▶ **Set problem**
Restate all of the entries exactly, dropping any pictures they hold.

## Start Material provided

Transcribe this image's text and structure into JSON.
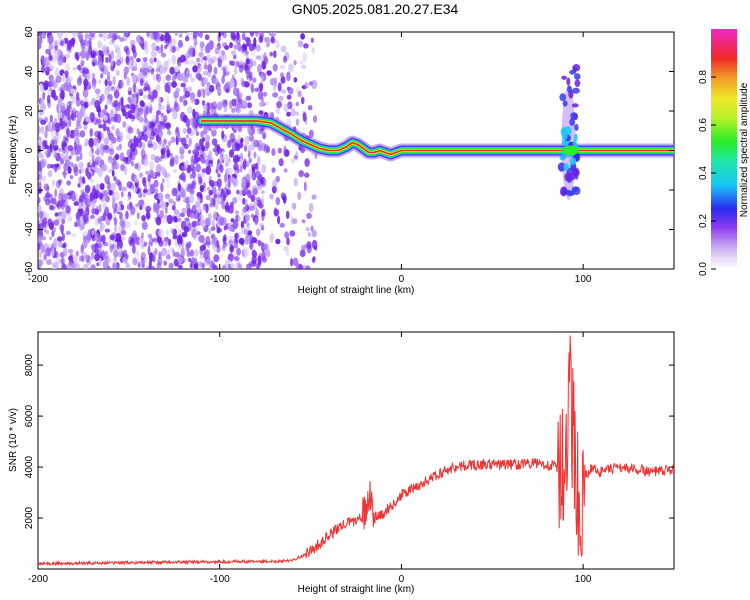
{
  "figure_title": "GN05.2025.081.20.27.E34",
  "chart_data": [
    {
      "type": "heatmap",
      "title": "GN05.2025.081.20.27.E34",
      "xlabel": "Height of straight line (km)",
      "ylabel": "Frequency (Hz)",
      "xlim": [
        -200,
        150
      ],
      "ylim": [
        -60,
        60
      ],
      "xticks": [
        "-200",
        "-100",
        "0",
        "100"
      ],
      "yticks": [
        "60",
        "40",
        "20",
        "0",
        "-20",
        "-40",
        "-60"
      ],
      "colorbar": {
        "label": "Normalized spectral amplitude",
        "range": [
          0,
          1
        ],
        "ticks": [
          "0.0",
          "0.2",
          "0.4",
          "0.6",
          "0.8"
        ]
      },
      "ridge": {
        "x": [
          -110,
          -95,
          -80,
          -72,
          -66,
          -60,
          -55,
          -50,
          -45,
          -40,
          -35,
          -30,
          -27,
          -24,
          -21,
          -18,
          -15,
          -12,
          -9,
          -6,
          -3,
          0,
          5,
          20,
          85,
          95,
          100,
          150
        ],
        "y": [
          15,
          15,
          15,
          14,
          11,
          8,
          5,
          3,
          1,
          0,
          0,
          2,
          4,
          3,
          1,
          -1,
          -1,
          0,
          -1,
          -2,
          -1,
          0,
          0,
          0,
          0,
          0,
          0,
          0
        ]
      },
      "noise_region_x": [
        -200,
        -55
      ],
      "burst": {
        "x": 92,
        "frequency_range": [
          -22,
          42
        ]
      }
    },
    {
      "type": "line",
      "xlabel": "Height of straight line (km)",
      "ylabel": "SNR (10 * v/v)",
      "xlim": [
        -200,
        150
      ],
      "ylim": [
        0,
        9300
      ],
      "xticks": [
        "-200",
        "-100",
        "0",
        "100"
      ],
      "yticks": [
        "2000",
        "4000",
        "6000",
        "8000"
      ],
      "color": "#ee3333",
      "series": [
        {
          "x": [
            -200,
            -150,
            -100,
            -70,
            -60,
            -55,
            -50,
            -45,
            -40,
            -35,
            -30,
            -25,
            -20,
            -17,
            -15,
            -10,
            -5,
            0,
            5,
            10,
            15,
            20,
            25,
            30,
            40,
            50,
            60,
            70,
            80,
            85,
            90,
            92,
            95,
            98,
            100,
            105,
            110,
            120,
            130,
            140,
            150
          ],
          "values": [
            200,
            250,
            280,
            300,
            350,
            500,
            700,
            1000,
            1300,
            1600,
            1800,
            1900,
            2200,
            3000,
            2000,
            2200,
            2500,
            2900,
            3100,
            3300,
            3500,
            3700,
            3900,
            4000,
            4100,
            4100,
            4100,
            4150,
            4100,
            4000,
            3700,
            7000,
            5000,
            2500,
            3500,
            4000,
            3800,
            4000,
            3900,
            3800,
            3900
          ]
        }
      ]
    }
  ]
}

## End Material provided

▶ **Written solution**
Transcribe this image's text and structure into JSON.
{
  "figure_title": "GN05.2025.081.20.27.E34",
  "chart_data": [
    {
      "type": "heatmap",
      "title": "GN05.2025.081.20.27.E34",
      "xlabel": "Height of straight line (km)",
      "ylabel": "Frequency (Hz)",
      "xlim": [
        -200,
        150
      ],
      "ylim": [
        -60,
        60
      ],
      "xticks": [
        "-200",
        "-100",
        "0",
        "100"
      ],
      "yticks": [
        "60",
        "40",
        "20",
        "0",
        "-20",
        "-40",
        "-60"
      ],
      "colorbar": {
        "label": "Normalized spectral amplitude",
        "range": [
          0,
          1
        ],
        "ticks": [
          "0.0",
          "0.2",
          "0.4",
          "0.6",
          "0.8"
        ]
      },
      "ridge": {
        "x": [
          -110,
          -95,
          -80,
          -72,
          -66,
          -60,
          -55,
          -50,
          -45,
          -40,
          -35,
          -30,
          -27,
          -24,
          -21,
          -18,
          -15,
          -12,
          -9,
          -6,
          -3,
          0,
          5,
          20,
          85,
          95,
          100,
          150
        ],
        "y": [
          15,
          15,
          15,
          14,
          11,
          8,
          5,
          3,
          1,
          0,
          0,
          2,
          4,
          3,
          1,
          -1,
          -1,
          0,
          -1,
          -2,
          -1,
          0,
          0,
          0,
          0,
          0,
          0,
          0
        ]
      },
      "noise_region_x": [
        -200,
        -55
      ],
      "burst": {
        "x": 92,
        "frequency_range": [
          -22,
          42
        ]
      }
    },
    {
      "type": "line",
      "xlabel": "Height of straight line (km)",
      "ylabel": "SNR (10 * v/v)",
      "xlim": [
        -200,
        150
      ],
      "ylim": [
        0,
        9300
      ],
      "xticks": [
        "-200",
        "-100",
        "0",
        "100"
      ],
      "yticks": [
        "2000",
        "4000",
        "6000",
        "8000"
      ],
      "color": "#ee3333",
      "series": [
        {
          "x": [
            -200,
            -150,
            -100,
            -70,
            -60,
            -55,
            -50,
            -45,
            -40,
            -35,
            -30,
            -25,
            -20,
            -17,
            -15,
            -10,
            -5,
            0,
            5,
            10,
            15,
            20,
            25,
            30,
            40,
            50,
            60,
            70,
            80,
            85,
            90,
            92,
            95,
            98,
            100,
            105,
            110,
            120,
            130,
            140,
            150
          ],
          "values": [
            200,
            250,
            280,
            300,
            350,
            500,
            700,
            1000,
            1300,
            1600,
            1800,
            1900,
            2200,
            3000,
            2000,
            2200,
            2500,
            2900,
            3100,
            3300,
            3500,
            3700,
            3900,
            4000,
            4100,
            4100,
            4100,
            4150,
            4100,
            4000,
            3700,
            7000,
            5000,
            2500,
            3500,
            4000,
            3800,
            4000,
            3900,
            3800,
            3900
          ]
        }
      ]
    }
  ]
}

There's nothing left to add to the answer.